Entries from a visual dataset:
>> start
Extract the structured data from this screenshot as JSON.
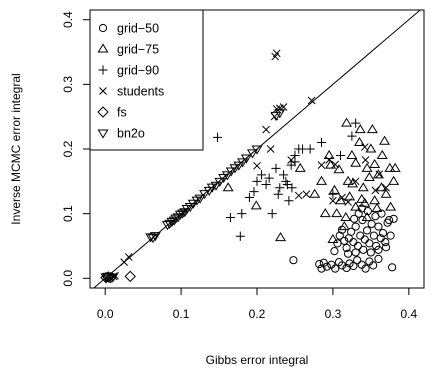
{
  "chart_data": {
    "type": "scatter",
    "title": "",
    "xlabel": "Gibbs error integral",
    "ylabel": "Inverse MCMC error integral",
    "xlim": [
      -0.02,
      0.42
    ],
    "ylim": [
      -0.015,
      0.415
    ],
    "x_ticks": [
      "0.0",
      "0.1",
      "0.2",
      "0.3",
      "0.4"
    ],
    "y_ticks": [
      "0.0",
      "0.1",
      "0.2",
      "0.3",
      "0.4"
    ],
    "grid": false,
    "legend_position": "top-left",
    "reference_line": "y = x",
    "series": [
      {
        "name": "grid−50",
        "marker": "circle",
        "points": [
          [
            0.248,
            0.028
          ],
          [
            0.282,
            0.022
          ],
          [
            0.285,
            0.015
          ],
          [
            0.288,
            0.024
          ],
          [
            0.292,
            0.018
          ],
          [
            0.298,
            0.021
          ],
          [
            0.303,
            0.015
          ],
          [
            0.308,
            0.025
          ],
          [
            0.312,
            0.02
          ],
          [
            0.318,
            0.016
          ],
          [
            0.322,
            0.023
          ],
          [
            0.327,
            0.019
          ],
          [
            0.332,
            0.028
          ],
          [
            0.338,
            0.021
          ],
          [
            0.343,
            0.015
          ],
          [
            0.348,
            0.026
          ],
          [
            0.353,
            0.02
          ],
          [
            0.36,
            0.03
          ],
          [
            0.378,
            0.017
          ],
          [
            0.302,
            0.042
          ],
          [
            0.306,
            0.054
          ],
          [
            0.309,
            0.066
          ],
          [
            0.312,
            0.075
          ],
          [
            0.315,
            0.058
          ],
          [
            0.318,
            0.047
          ],
          [
            0.321,
            0.062
          ],
          [
            0.324,
            0.072
          ],
          [
            0.327,
            0.056
          ],
          [
            0.33,
            0.08
          ],
          [
            0.333,
            0.05
          ],
          [
            0.336,
            0.066
          ],
          [
            0.339,
            0.09
          ],
          [
            0.342,
            0.06
          ],
          [
            0.345,
            0.074
          ],
          [
            0.348,
            0.054
          ],
          [
            0.351,
            0.084
          ],
          [
            0.354,
            0.066
          ],
          [
            0.357,
            0.05
          ],
          [
            0.36,
            0.08
          ],
          [
            0.363,
            0.062
          ],
          [
            0.366,
            0.07
          ],
          [
            0.369,
            0.056
          ],
          [
            0.372,
            0.086
          ],
          [
            0.376,
            0.066
          ],
          [
            0.32,
            0.038
          ],
          [
            0.33,
            0.04
          ],
          [
            0.34,
            0.044
          ],
          [
            0.35,
            0.04
          ],
          [
            0.36,
            0.044
          ],
          [
            0.37,
            0.048
          ],
          [
            0.334,
            0.1
          ],
          [
            0.346,
            0.104
          ],
          [
            0.356,
            0.096
          ],
          [
            0.364,
            0.1
          ],
          [
            0.374,
            0.09
          ],
          [
            0.38,
            0.092
          ],
          [
            0.328,
            0.092
          ],
          [
            0.338,
            0.108
          ]
        ]
      },
      {
        "name": "grid−75",
        "marker": "triangle-up",
        "points": [
          [
            0.3,
            0.06
          ],
          [
            0.305,
            0.1
          ],
          [
            0.31,
            0.12
          ],
          [
            0.315,
            0.08
          ],
          [
            0.32,
            0.15
          ],
          [
            0.325,
            0.19
          ],
          [
            0.33,
            0.11
          ],
          [
            0.335,
            0.21
          ],
          [
            0.34,
            0.14
          ],
          [
            0.345,
            0.17
          ],
          [
            0.35,
            0.2
          ],
          [
            0.355,
            0.12
          ],
          [
            0.36,
            0.16
          ],
          [
            0.365,
            0.19
          ],
          [
            0.37,
            0.13
          ],
          [
            0.375,
            0.17
          ],
          [
            0.38,
            0.15
          ],
          [
            0.318,
            0.24
          ],
          [
            0.336,
            0.23
          ],
          [
            0.352,
            0.23
          ],
          [
            0.297,
            0.175
          ],
          [
            0.302,
            0.136
          ],
          [
            0.322,
            0.126
          ],
          [
            0.342,
            0.116
          ],
          [
            0.358,
            0.108
          ],
          [
            0.376,
            0.11
          ],
          [
            0.382,
            0.17
          ],
          [
            0.295,
            0.19
          ],
          [
            0.231,
            0.063
          ],
          [
            0.199,
            0.112
          ],
          [
            0.162,
            0.14
          ],
          [
            0.257,
            0.17
          ],
          [
            0.285,
            0.15
          ],
          [
            0.29,
            0.1
          ],
          [
            0.276,
            0.13
          ],
          [
            0.308,
            0.168
          ],
          [
            0.33,
            0.178
          ],
          [
            0.348,
            0.156
          ],
          [
            0.364,
            0.14
          ],
          [
            0.317,
            0.094
          ],
          [
            0.326,
            0.146
          ],
          [
            0.338,
            0.122
          ],
          [
            0.355,
            0.176
          ],
          [
            0.368,
            0.212
          ],
          [
            0.345,
            0.094
          ]
        ]
      },
      {
        "name": "grid−90",
        "marker": "plus",
        "points": [
          [
            0.148,
            0.218
          ],
          [
            0.165,
            0.094
          ],
          [
            0.178,
            0.065
          ],
          [
            0.18,
            0.1
          ],
          [
            0.19,
            0.125
          ],
          [
            0.196,
            0.134
          ],
          [
            0.2,
            0.15
          ],
          [
            0.206,
            0.16
          ],
          [
            0.212,
            0.145
          ],
          [
            0.216,
            0.155
          ],
          [
            0.22,
            0.1
          ],
          [
            0.225,
            0.17
          ],
          [
            0.23,
            0.14
          ],
          [
            0.235,
            0.16
          ],
          [
            0.24,
            0.145
          ],
          [
            0.245,
            0.175
          ],
          [
            0.25,
            0.19
          ],
          [
            0.255,
            0.2
          ],
          [
            0.26,
            0.2
          ],
          [
            0.228,
            0.13
          ],
          [
            0.238,
            0.15
          ],
          [
            0.246,
            0.14
          ],
          [
            0.285,
            0.21
          ],
          [
            0.3,
            0.13
          ],
          [
            0.31,
            0.19
          ],
          [
            0.325,
            0.22
          ],
          [
            0.33,
            0.24
          ],
          [
            0.25,
            0.18
          ],
          [
            0.27,
            0.2
          ],
          [
            0.242,
            0.12
          ]
        ]
      },
      {
        "name": "students",
        "marker": "x",
        "points": [
          [
            0.007,
            0.002
          ],
          [
            0.011,
            0.003
          ],
          [
            0.013,
            0.004
          ],
          [
            0.025,
            0.025
          ],
          [
            0.031,
            0.033
          ],
          [
            0.2,
            0.174
          ],
          [
            0.212,
            0.23
          ],
          [
            0.223,
            0.25
          ],
          [
            0.226,
            0.262
          ],
          [
            0.224,
            0.343
          ],
          [
            0.226,
            0.348
          ],
          [
            0.23,
            0.263
          ],
          [
            0.235,
            0.265
          ],
          [
            0.245,
            0.183
          ],
          [
            0.255,
            0.128
          ],
          [
            0.272,
            0.275
          ],
          [
            0.285,
            0.175
          ],
          [
            0.295,
            0.183
          ],
          [
            0.303,
            0.176
          ],
          [
            0.312,
            0.125
          ],
          [
            0.32,
            0.118
          ],
          [
            0.33,
            0.15
          ],
          [
            0.342,
            0.203
          ],
          [
            0.356,
            0.136
          ],
          [
            0.361,
            0.161
          ],
          [
            0.37,
            0.14
          ],
          [
            0.343,
            0.183
          ],
          [
            0.3,
            0.12
          ],
          [
            0.265,
            0.13
          ],
          [
            0.218,
            0.2
          ]
        ]
      },
      {
        "name": "fs",
        "marker": "diamond",
        "points": [
          [
            0.001,
            0.001
          ],
          [
            0.004,
            0.002
          ],
          [
            0.007,
            0.001
          ],
          [
            0.033,
            0.003
          ]
        ]
      },
      {
        "name": "bn2o",
        "marker": "triangle-down",
        "points": [
          [
            0.001,
            0.002
          ],
          [
            0.003,
            0.003
          ],
          [
            0.006,
            0.002
          ],
          [
            0.01,
            0.002
          ],
          [
            0.06,
            0.064
          ],
          [
            0.063,
            0.063
          ],
          [
            0.066,
            0.066
          ],
          [
            0.082,
            0.083
          ],
          [
            0.085,
            0.085
          ],
          [
            0.088,
            0.088
          ],
          [
            0.091,
            0.09
          ],
          [
            0.093,
            0.093
          ],
          [
            0.096,
            0.095
          ],
          [
            0.099,
            0.099
          ],
          [
            0.102,
            0.101
          ],
          [
            0.105,
            0.103
          ],
          [
            0.108,
            0.108
          ],
          [
            0.112,
            0.111
          ],
          [
            0.116,
            0.116
          ],
          [
            0.121,
            0.121
          ],
          [
            0.125,
            0.124
          ],
          [
            0.131,
            0.131
          ],
          [
            0.137,
            0.136
          ],
          [
            0.141,
            0.141
          ],
          [
            0.146,
            0.144
          ],
          [
            0.151,
            0.15
          ],
          [
            0.156,
            0.156
          ],
          [
            0.161,
            0.16
          ],
          [
            0.166,
            0.166
          ],
          [
            0.171,
            0.171
          ],
          [
            0.176,
            0.175
          ],
          [
            0.181,
            0.18
          ],
          [
            0.186,
            0.186
          ],
          [
            0.194,
            0.194
          ],
          [
            0.2,
            0.2
          ],
          [
            0.225,
            0.252
          ],
          [
            0.23,
            0.256
          ]
        ]
      }
    ]
  }
}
>> end
**What you need to do**
What is the number of lines above that contain the string "grid"? Answer with the number alone.

**Written response**
4